* [Страница]
┏━━

Зашли в Коровий Яр, и началось… Укропский Т-64, два БМП, взвод пехоты ждали нас. Приняли бой. Мотострелки вовремя подключились. Рассказывали, один парень, доброволец из ДНР, занял позицию с пулемётом в двухэтажном здании. Толково работал, укропов прижал к земле. Т-64 на него выкатился. Пулемётчик упал под стену, пополз от окна, танк выстрелил, а это школа, окна высокие, доброволец побежал по коридору к лестнице на первый этаж, танк, как в тире, снова даёт выстрел. Танкист в азарт вошёл, снаряд не пуля, а ему не жалко, казалось бы, жирно тратить дорогостоящий боеприпас на такую плёвую для танка цель, он устроил охоту за одним человеком. Парня осколками посекло, с ног выстрелом сбило, оглушило, он в горячке вскочил, на адреналине заметался, танк в третий раз выстрелил… Тут и на охотника управа нашлась, наш пацан из РПГ-7 погасил. Как рассказывали, доброволец-пулемётчик из себя цыганистый – волосы чёрные, глаза чёрные, кожа смуглая. Лежал без сознания, когда за ним пришли. Вязаную шапку с головы сняли, а он седой до последнего волоса.
Укропский танк погасили, одну бэшку (БМП) хохляцкую подожгли, выбили укропов из Коровьего Яра. Погиб наш комбат, он загонял в подвал гражданских, зашёл с ними, выходя наружу, вдруг упал, Ромка был с ним, поворачивает, начинает трясти, ни крови, ни крика, смотрит – осколок угодил прямо в висок. Неутешительная статистика того штурма, процентов семьдесят суммарных потерь трёхсотыми и двухсотыми. Четыре машины мы потеряли на подходе, одна ушла с ранеными, три пошли на штурм. Эти, правда, не подбили.

┗━━

* [Фрагмент данных]
┏━━

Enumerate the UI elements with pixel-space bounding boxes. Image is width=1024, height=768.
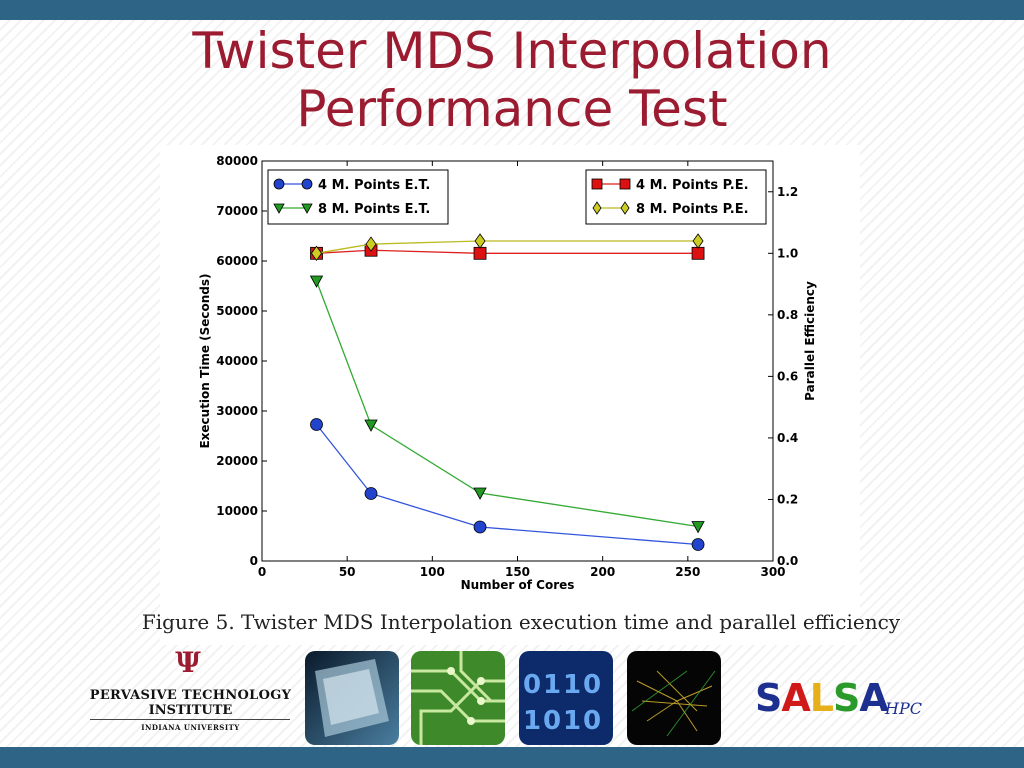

┗━━

* [Порядок выполнения]
Перечислите все обозначения военной техники и вооружения, которые в тексте о штурме Коровьего Яра записаны аббревиатурами.

* [Решение задания]
Т-64, БМП, РПГ-7